EXERCISE DATA:
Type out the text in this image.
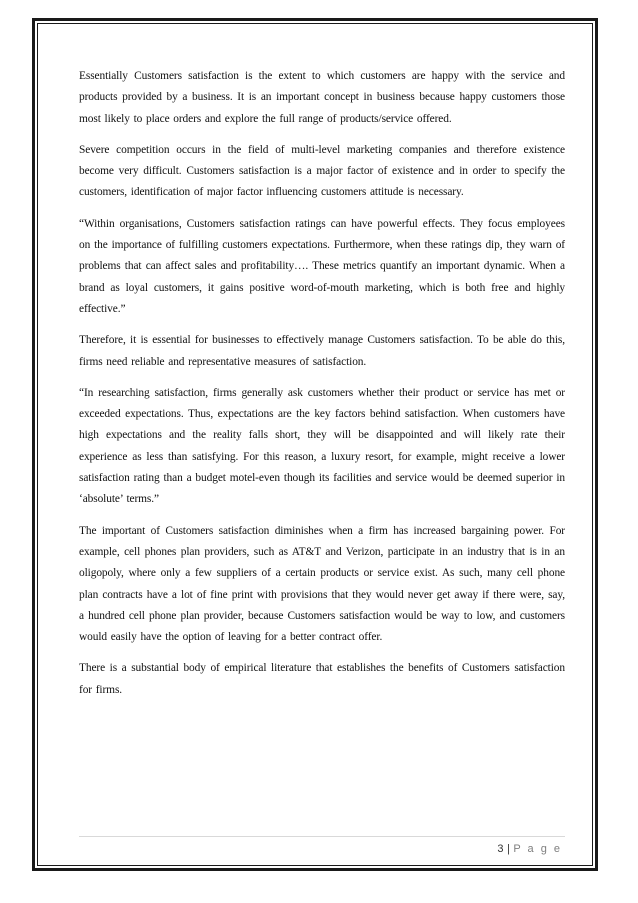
Essentially Customers satisfaction is the extent to which customers are happy with the service and products provided by a business. It is an important concept in business because happy customers those most likely to place orders and explore the full range of products/service offered.

Severe competition occurs in the field of multi-level marketing companies and therefore existence become very difficult. Customers satisfaction is a major factor of existence and in order to specify the customers, identification of major factor influencing customers attitude is necessary.

“Within organisations, Customers satisfaction ratings can have powerful effects. They focus employees on the importance of fulfilling customers expectations. Furthermore, when these ratings dip, they warn of problems that can affect sales and profitability…. These metrics quantify an important dynamic. When a brand as loyal customers, it gains positive word-of-mouth marketing, which is both free and highly effective.”

Therefore, it is essential for businesses to effectively manage Customers satisfaction. To be able do this, firms need reliable and representative measures of satisfaction.

“In researching satisfaction, firms generally ask customers whether their product or service has met or exceeded expectations. Thus, expectations are the key factors behind satisfaction. When customers have high expectations and the reality falls short, they will be disappointed and will likely rate their experience as less than satisfying. For this reason, a luxury resort, for example, might receive a lower satisfaction rating than a budget motel-even though its facilities and service would be deemed superior in ‘absolute’ terms.”

The important of Customers satisfaction diminishes when a firm has increased bargaining power. For example, cell phones plan providers, such as AT&T and Verizon, participate in an industry that is in an oligopoly, where only a few suppliers of a certain products or service exist. As such, many cell phone plan contracts have a lot of fine print with provisions that they would never get away if there were, say, a hundred cell phone plan provider, because Customers satisfaction would be way to low, and customers would easily have the option of leaving for a better contract offer.

There is a substantial body of empirical literature that establishes the benefits of Customers satisfaction for firms.

3 | P a g e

WHAT IS NEEDED: Transcribe the full listing above exactly, with the images removed.

WORKED ANSWER:
Type out the text in this image.
Essentially Customers satisfaction is the extent to which customers are happy with the service and products provided by a business. It is an important concept in business because happy customers those most likely to place orders and explore the full range of products/service offered.

Severe competition occurs in the field of multi-level marketing companies and therefore existence become very difficult. Customers satisfaction is a major factor of existence and in order to specify the customers, identification of major factor influencing customers attitude is necessary.

“Within organisations, Customers satisfaction ratings can have powerful effects. They focus employees on the importance of fulfilling customers expectations. Furthermore, when these ratings dip, they warn of problems that can affect sales and profitability…. These metrics quantify an important dynamic. When a brand as loyal customers, it gains positive word-of-mouth marketing, which is both free and highly effective.”

Therefore, it is essential for businesses to effectively manage Customers satisfaction. To be able do this, firms need reliable and representative measures of satisfaction.

“In researching satisfaction, firms generally ask customers whether their product or service has met or exceeded expectations. Thus, expectations are the key factors behind satisfaction. When customers have high expectations and the reality falls short, they will be disappointed and will likely rate their experience as less than satisfying. For this reason, a luxury resort, for example, might receive a lower satisfaction rating than a budget motel-even though its facilities and service would be deemed superior in ‘absolute’ terms.”

The important of Customers satisfaction diminishes when a firm has increased bargaining power. For example, cell phones plan providers, such as AT&T and Verizon, participate in an industry that is in an oligopoly, where only a few suppliers of a certain products or service exist. As such, many cell phone plan contracts have a lot of fine print with provisions that they would never get away if there were, say, a hundred cell phone plan provider, because Customers satisfaction would be way to low, and customers would easily have the option of leaving for a better contract offer.

There is a substantial body of empirical literature that establishes the benefits of Customers satisfaction for firms.

3 | P a g e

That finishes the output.